> _Aim_:
Display each line of the data below that contains the string "Options". Matching is case-sensitive.

> _Entries supplied_:
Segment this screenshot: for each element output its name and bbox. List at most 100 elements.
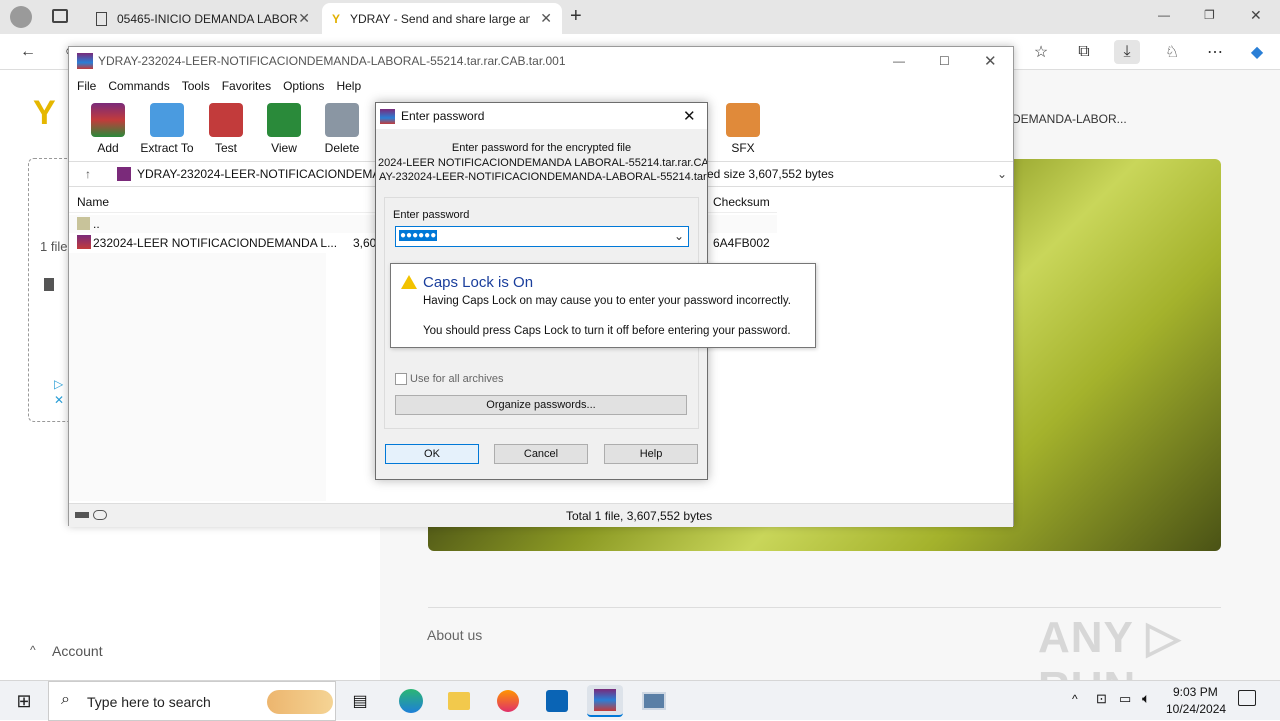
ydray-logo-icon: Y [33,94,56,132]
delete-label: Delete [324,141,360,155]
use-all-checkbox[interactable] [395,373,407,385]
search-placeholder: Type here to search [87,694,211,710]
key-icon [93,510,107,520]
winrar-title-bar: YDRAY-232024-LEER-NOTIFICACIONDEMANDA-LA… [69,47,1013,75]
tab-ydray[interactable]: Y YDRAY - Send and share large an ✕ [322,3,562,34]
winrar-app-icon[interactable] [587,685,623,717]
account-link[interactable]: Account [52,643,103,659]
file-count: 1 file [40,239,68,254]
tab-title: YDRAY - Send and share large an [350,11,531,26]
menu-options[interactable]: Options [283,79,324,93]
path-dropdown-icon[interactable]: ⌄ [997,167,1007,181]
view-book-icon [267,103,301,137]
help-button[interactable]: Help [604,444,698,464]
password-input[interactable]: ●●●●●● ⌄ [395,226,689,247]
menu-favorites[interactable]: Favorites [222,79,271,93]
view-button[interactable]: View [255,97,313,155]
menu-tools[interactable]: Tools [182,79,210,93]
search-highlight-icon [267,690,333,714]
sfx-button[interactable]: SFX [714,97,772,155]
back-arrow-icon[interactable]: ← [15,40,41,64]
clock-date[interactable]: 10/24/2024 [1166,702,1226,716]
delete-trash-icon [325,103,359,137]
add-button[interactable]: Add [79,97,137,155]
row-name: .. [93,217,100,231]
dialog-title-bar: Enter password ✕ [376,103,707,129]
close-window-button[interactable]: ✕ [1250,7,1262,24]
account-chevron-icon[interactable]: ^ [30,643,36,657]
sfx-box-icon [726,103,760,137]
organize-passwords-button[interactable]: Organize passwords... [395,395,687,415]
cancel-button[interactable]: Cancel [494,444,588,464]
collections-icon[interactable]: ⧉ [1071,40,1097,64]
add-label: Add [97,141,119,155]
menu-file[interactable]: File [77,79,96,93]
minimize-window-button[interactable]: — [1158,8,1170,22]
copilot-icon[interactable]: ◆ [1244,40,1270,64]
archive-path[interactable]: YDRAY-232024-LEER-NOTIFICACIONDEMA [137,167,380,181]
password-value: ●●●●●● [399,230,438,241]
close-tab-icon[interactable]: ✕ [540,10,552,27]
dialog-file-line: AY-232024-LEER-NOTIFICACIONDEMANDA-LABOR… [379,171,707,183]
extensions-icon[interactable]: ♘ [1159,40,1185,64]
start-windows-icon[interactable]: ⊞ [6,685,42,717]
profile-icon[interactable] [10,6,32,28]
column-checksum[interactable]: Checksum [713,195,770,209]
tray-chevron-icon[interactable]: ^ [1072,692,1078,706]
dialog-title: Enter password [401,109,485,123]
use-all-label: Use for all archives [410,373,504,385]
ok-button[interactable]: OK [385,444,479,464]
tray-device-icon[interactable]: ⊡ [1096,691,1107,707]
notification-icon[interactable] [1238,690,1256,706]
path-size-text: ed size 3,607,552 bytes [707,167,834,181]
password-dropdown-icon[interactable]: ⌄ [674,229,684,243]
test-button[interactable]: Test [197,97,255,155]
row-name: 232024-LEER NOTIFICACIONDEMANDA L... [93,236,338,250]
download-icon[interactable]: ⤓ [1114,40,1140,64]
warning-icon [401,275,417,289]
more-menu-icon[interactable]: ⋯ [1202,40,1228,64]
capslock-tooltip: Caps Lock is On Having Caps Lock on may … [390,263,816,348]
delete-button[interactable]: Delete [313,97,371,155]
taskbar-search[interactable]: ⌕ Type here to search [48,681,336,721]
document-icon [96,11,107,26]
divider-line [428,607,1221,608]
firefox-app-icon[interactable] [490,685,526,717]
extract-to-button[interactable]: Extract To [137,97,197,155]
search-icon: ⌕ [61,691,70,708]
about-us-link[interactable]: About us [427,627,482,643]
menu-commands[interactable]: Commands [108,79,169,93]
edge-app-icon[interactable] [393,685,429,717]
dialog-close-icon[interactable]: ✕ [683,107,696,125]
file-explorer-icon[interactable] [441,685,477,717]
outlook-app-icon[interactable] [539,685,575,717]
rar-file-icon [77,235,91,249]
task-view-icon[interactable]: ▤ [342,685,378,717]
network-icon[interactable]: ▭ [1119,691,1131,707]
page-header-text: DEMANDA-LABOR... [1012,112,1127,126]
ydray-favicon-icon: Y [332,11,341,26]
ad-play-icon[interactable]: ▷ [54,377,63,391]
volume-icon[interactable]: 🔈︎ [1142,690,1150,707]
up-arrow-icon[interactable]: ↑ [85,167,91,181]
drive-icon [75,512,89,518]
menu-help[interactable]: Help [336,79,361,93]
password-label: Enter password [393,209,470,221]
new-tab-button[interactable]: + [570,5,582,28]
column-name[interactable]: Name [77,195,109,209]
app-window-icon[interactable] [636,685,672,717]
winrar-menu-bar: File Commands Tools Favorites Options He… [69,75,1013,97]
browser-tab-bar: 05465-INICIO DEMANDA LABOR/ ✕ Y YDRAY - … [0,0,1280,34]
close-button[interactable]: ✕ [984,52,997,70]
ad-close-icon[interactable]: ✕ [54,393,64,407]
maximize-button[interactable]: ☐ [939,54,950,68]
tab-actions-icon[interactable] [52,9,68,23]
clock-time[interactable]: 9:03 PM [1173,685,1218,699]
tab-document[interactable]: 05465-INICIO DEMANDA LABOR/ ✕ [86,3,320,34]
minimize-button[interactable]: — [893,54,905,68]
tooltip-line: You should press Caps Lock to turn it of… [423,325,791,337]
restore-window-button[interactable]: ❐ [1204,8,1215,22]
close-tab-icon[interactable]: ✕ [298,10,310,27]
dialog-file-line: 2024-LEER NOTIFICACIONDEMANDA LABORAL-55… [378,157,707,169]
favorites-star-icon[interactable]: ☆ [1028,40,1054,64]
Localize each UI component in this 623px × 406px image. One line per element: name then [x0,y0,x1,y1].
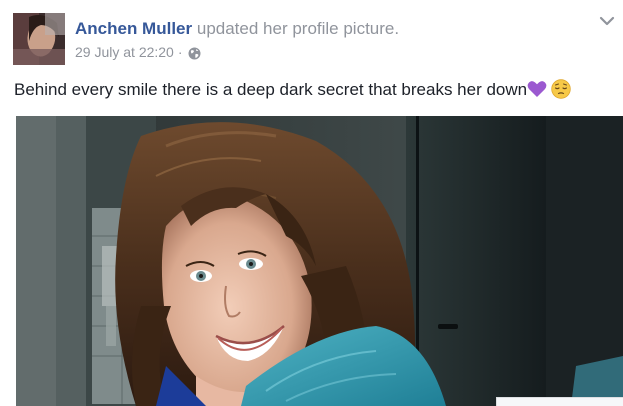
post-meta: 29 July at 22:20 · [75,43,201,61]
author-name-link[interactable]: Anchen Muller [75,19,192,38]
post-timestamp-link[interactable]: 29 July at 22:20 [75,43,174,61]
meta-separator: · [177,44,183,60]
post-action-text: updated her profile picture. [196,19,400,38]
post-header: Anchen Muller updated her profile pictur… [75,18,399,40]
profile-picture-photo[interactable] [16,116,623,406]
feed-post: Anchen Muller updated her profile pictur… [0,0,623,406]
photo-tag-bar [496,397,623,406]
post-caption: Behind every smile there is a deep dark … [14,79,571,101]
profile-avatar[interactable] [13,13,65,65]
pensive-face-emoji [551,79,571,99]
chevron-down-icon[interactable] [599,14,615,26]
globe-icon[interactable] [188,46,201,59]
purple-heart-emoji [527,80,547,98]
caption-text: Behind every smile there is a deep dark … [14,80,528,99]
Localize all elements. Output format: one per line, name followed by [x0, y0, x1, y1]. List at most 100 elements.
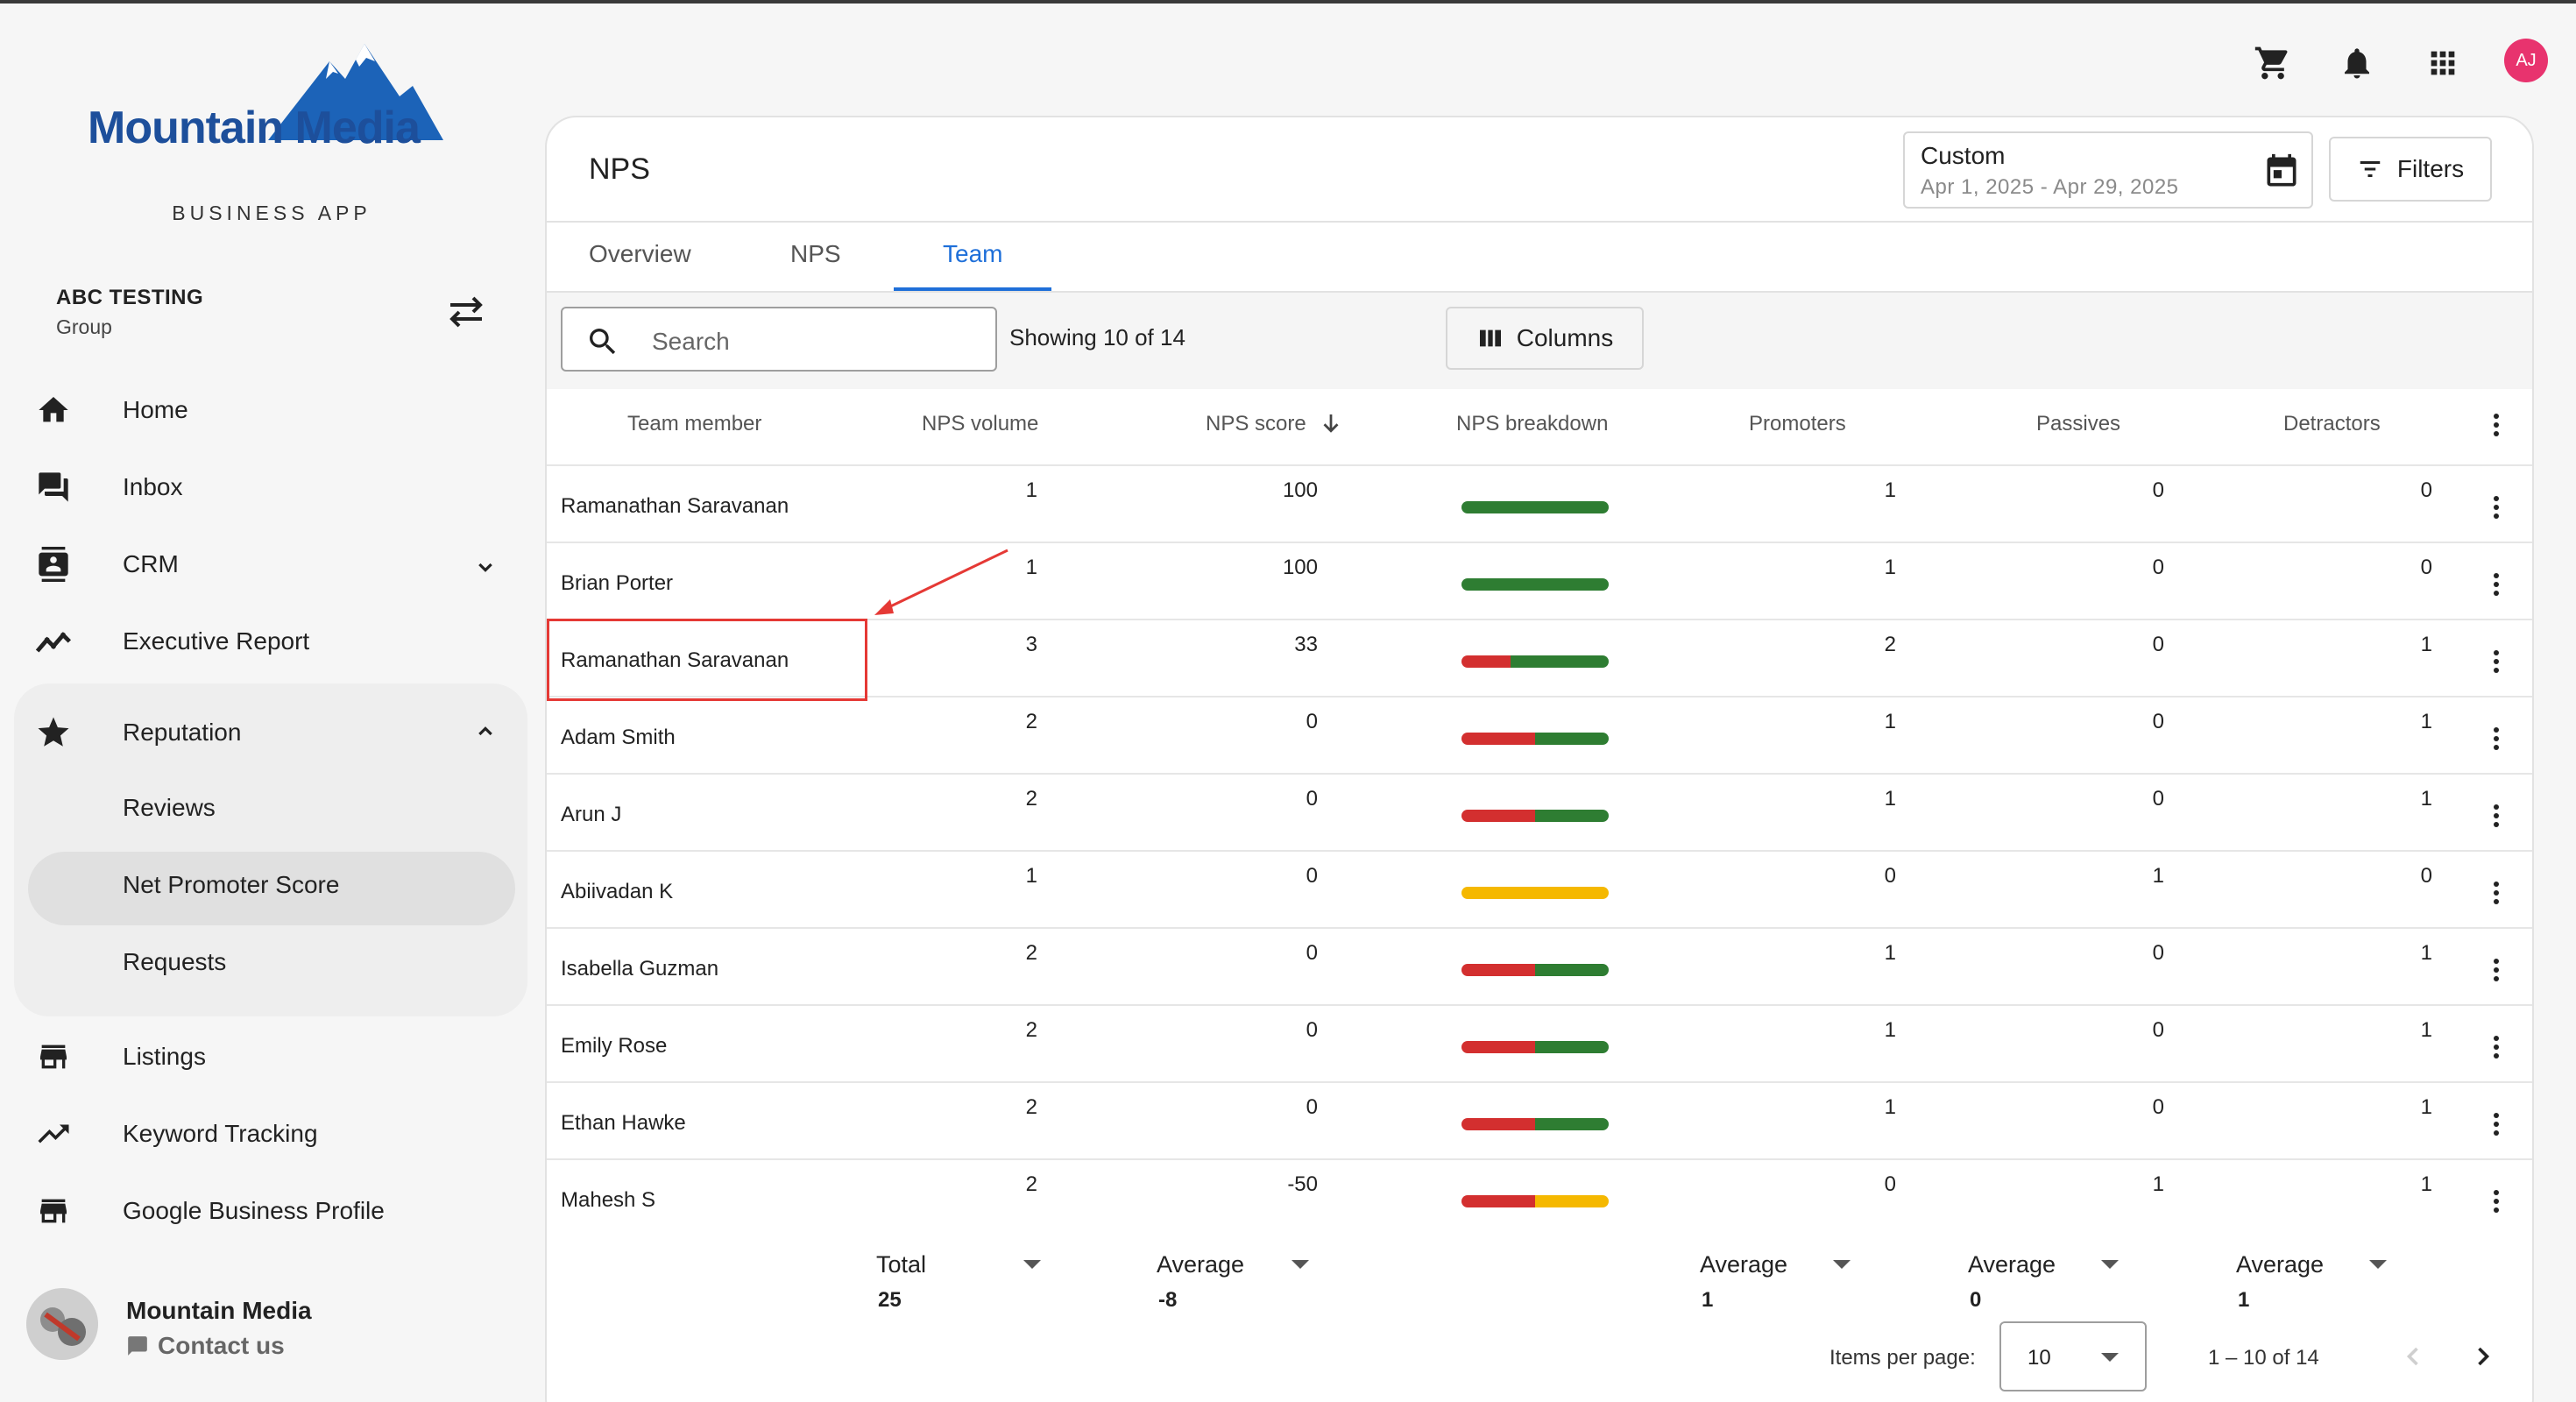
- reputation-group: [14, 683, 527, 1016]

> _Output for this exercise_:
menu-options[interactable]: Options [283,79,324,93]
winrar-menu-bar: File Commands Tools Favorites Options He… [69,75,1013,97]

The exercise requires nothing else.